| Supplied entries |
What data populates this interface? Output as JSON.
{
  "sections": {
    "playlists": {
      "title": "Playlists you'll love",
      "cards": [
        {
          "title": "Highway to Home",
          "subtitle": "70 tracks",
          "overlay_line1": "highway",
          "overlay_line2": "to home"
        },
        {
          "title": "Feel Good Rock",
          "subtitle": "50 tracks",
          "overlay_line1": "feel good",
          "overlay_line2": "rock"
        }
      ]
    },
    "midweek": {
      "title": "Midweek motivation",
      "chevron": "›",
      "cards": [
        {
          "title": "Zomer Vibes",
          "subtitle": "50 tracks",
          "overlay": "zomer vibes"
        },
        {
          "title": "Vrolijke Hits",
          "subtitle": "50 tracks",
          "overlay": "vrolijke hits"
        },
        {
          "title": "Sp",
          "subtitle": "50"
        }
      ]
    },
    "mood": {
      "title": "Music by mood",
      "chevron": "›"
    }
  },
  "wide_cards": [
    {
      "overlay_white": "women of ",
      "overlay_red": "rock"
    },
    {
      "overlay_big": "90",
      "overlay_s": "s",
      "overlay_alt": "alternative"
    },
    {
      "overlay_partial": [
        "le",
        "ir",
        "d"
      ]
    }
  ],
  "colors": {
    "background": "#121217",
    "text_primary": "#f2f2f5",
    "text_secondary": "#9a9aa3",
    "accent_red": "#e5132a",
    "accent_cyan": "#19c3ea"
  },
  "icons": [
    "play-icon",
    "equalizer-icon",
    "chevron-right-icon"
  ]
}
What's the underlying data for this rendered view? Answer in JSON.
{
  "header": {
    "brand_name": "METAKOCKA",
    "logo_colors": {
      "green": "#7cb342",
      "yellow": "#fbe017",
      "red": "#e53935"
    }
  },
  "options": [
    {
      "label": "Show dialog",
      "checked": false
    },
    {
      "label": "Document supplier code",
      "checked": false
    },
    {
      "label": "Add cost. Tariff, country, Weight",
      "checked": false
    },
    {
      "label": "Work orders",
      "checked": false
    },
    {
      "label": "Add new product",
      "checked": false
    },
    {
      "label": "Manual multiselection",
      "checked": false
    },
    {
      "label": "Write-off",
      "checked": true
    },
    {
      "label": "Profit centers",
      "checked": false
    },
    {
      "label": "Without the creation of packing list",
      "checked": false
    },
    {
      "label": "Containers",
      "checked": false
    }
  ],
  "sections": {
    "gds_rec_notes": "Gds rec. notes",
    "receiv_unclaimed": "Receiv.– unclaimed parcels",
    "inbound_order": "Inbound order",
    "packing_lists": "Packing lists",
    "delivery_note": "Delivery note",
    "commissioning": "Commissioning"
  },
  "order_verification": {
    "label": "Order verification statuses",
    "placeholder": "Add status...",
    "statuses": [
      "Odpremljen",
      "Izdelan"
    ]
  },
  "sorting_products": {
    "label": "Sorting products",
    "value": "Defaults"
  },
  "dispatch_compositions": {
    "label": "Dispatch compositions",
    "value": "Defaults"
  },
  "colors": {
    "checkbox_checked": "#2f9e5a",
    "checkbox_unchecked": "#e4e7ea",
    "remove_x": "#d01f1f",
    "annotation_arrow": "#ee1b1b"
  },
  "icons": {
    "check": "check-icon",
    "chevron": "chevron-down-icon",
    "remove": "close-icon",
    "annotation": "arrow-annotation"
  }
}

| Problem statement |
Each entry above needs to be retyped exactly.

| Task result |
What data populates this interface? Output as JSON.
{
  "sections": {
    "playlists": {
      "title": "Playlists you'll love",
      "cards": [
        {
          "title": "Highway to Home",
          "subtitle": "70 tracks",
          "overlay_line1": "highway",
          "overlay_line2": "to home"
        },
        {
          "title": "Feel Good Rock",
          "subtitle": "50 tracks",
          "overlay_line1": "feel good",
          "overlay_line2": "rock"
        }
      ]
    },
    "midweek": {
      "title": "Midweek motivation",
      "chevron": "›",
      "cards": [
        {
          "title": "Zomer Vibes",
          "subtitle": "50 tracks",
          "overlay": "zomer vibes"
        },
        {
          "title": "Vrolijke Hits",
          "subtitle": "50 tracks",
          "overlay": "vrolijke hits"
        },
        {
          "title": "Sp",
          "subtitle": "50"
        }
      ]
    },
    "mood": {
      "title": "Music by mood",
      "chevron": "›"
    }
  },
  "wide_cards": [
    {
      "overlay_white": "women of ",
      "overlay_red": "rock"
    },
    {
      "overlay_big": "90",
      "overlay_s": "s",
      "overlay_alt": "alternative"
    },
    {
      "overlay_partial": [
        "le",
        "ir",
        "d"
      ]
    }
  ],
  "colors": {
    "background": "#121217",
    "text_primary": "#f2f2f5",
    "text_secondary": "#9a9aa3",
    "accent_red": "#e5132a",
    "accent_cyan": "#19c3ea"
  },
  "icons": [
    "play-icon",
    "equalizer-icon",
    "chevron-right-icon"
  ]
}
What's the underlying data for this rendered view? Answer in JSON.
{
  "header": {
    "brand_name": "METAKOCKA",
    "logo_colors": {
      "green": "#7cb342",
      "yellow": "#fbe017",
      "red": "#e53935"
    }
  },
  "options": [
    {
      "label": "Show dialog",
      "checked": false
    },
    {
      "label": "Document supplier code",
      "checked": false
    },
    {
      "label": "Add cost. Tariff, country, Weight",
      "checked": false
    },
    {
      "label": "Work orders",
      "checked": false
    },
    {
      "label": "Add new product",
      "checked": false
    },
    {
      "label": "Manual multiselection",
      "checked": false
    },
    {
      "label": "Write-off",
      "checked": true
    },
    {
      "label": "Profit centers",
      "checked": false
    },
    {
      "label": "Without the creation of packing list",
      "checked": false
    },
    {
      "label": "Containers",
      "checked": false
    }
  ],
  "sections": {
    "gds_rec_notes": "Gds rec. notes",
    "receiv_unclaimed": "Receiv.– unclaimed parcels",
    "inbound_order": "Inbound order",
    "packing_lists": "Packing lists",
    "delivery_note": "Delivery note",
    "commissioning": "Commissioning"
  },
  "order_verification": {
    "label": "Order verification statuses",
    "placeholder": "Add status...",
    "statuses": [
      "Odpremljen",
      "Izdelan"
    ]
  },
  "sorting_products": {
    "label": "Sorting products",
    "value": "Defaults"
  },
  "dispatch_compositions": {
    "label": "Dispatch compositions",
    "value": "Defaults"
  },
  "colors": {
    "checkbox_checked": "#2f9e5a",
    "checkbox_unchecked": "#e4e7ea",
    "remove_x": "#d01f1f",
    "annotation_arrow": "#ee1b1b"
  },
  "icons": {
    "check": "check-icon",
    "chevron": "chevron-down-icon",
    "remove": "close-icon",
    "annotation": "arrow-annotation"
  }
}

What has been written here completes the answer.